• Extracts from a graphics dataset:
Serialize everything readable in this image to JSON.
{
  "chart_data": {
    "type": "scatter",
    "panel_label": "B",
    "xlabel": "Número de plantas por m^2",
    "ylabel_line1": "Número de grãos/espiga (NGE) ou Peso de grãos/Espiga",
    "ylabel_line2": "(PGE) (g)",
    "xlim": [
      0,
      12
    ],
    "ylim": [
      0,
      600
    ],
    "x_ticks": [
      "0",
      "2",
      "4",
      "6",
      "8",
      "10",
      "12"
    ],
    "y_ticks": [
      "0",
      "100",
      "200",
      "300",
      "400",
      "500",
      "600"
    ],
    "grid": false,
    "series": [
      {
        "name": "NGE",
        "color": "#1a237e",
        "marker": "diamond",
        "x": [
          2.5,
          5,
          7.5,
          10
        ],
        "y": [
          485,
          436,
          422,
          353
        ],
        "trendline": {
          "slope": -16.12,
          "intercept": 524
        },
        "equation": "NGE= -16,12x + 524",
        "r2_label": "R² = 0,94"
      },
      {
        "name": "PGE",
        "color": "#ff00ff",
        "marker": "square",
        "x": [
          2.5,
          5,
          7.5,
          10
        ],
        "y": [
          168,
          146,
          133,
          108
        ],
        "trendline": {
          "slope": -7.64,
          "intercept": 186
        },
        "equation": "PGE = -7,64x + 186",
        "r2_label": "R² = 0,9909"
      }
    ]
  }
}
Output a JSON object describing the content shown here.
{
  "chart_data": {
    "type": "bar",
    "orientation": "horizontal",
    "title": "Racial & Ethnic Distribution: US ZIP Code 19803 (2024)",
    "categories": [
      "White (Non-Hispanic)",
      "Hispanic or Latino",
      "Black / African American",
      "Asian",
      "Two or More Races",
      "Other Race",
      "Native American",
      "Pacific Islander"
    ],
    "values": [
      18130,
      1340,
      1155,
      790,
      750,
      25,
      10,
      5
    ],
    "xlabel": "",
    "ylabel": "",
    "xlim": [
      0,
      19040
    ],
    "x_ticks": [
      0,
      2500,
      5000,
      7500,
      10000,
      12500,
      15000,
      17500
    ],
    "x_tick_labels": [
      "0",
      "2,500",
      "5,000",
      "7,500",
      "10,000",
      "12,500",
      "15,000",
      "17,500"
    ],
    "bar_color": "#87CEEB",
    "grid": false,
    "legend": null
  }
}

• Exercise:
Search the lines above for the string "equation", then show every one that has it.

• Task output:
        "equation": "NGE= -16,12x + 524",
        "equation": "PGE = -7,64x + 186",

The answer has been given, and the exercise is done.